— START Data supplied —
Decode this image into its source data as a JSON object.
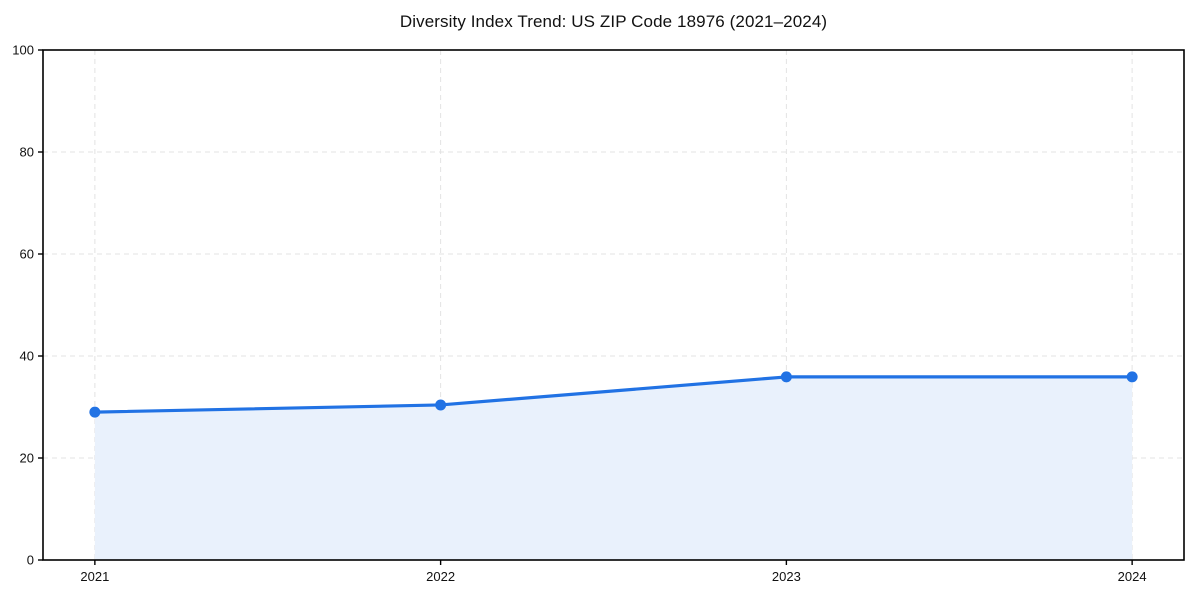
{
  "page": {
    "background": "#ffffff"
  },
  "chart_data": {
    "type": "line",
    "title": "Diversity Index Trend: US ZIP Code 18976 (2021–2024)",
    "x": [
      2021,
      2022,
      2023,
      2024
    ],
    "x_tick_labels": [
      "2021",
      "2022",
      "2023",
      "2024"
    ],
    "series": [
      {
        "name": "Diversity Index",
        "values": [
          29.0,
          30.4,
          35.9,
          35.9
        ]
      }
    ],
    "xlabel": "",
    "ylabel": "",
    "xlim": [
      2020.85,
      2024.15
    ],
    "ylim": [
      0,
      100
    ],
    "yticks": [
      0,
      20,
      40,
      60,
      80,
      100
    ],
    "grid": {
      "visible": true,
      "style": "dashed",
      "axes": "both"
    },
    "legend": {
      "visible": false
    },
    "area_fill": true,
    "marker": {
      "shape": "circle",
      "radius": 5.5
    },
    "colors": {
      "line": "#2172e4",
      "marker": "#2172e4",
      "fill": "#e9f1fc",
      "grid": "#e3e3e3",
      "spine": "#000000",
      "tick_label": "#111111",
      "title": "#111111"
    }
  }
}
— END Data supplied —
Problem to solve
All records above are to be printed exactly, minus the pictures they contain.

Output for this exercise
Decode this image into its source data as a JSON object.
{
  "page": {
    "background": "#ffffff"
  },
  "chart_data": {
    "type": "line",
    "title": "Diversity Index Trend: US ZIP Code 18976 (2021–2024)",
    "x": [
      2021,
      2022,
      2023,
      2024
    ],
    "x_tick_labels": [
      "2021",
      "2022",
      "2023",
      "2024"
    ],
    "series": [
      {
        "name": "Diversity Index",
        "values": [
          29.0,
          30.4,
          35.9,
          35.9
        ]
      }
    ],
    "xlabel": "",
    "ylabel": "",
    "xlim": [
      2020.85,
      2024.15
    ],
    "ylim": [
      0,
      100
    ],
    "yticks": [
      0,
      20,
      40,
      60,
      80,
      100
    ],
    "grid": {
      "visible": true,
      "style": "dashed",
      "axes": "both"
    },
    "legend": {
      "visible": false
    },
    "area_fill": true,
    "marker": {
      "shape": "circle",
      "radius": 5.5
    },
    "colors": {
      "line": "#2172e4",
      "marker": "#2172e4",
      "fill": "#e9f1fc",
      "grid": "#e3e3e3",
      "spine": "#000000",
      "tick_label": "#111111",
      "title": "#111111"
    }
  }
}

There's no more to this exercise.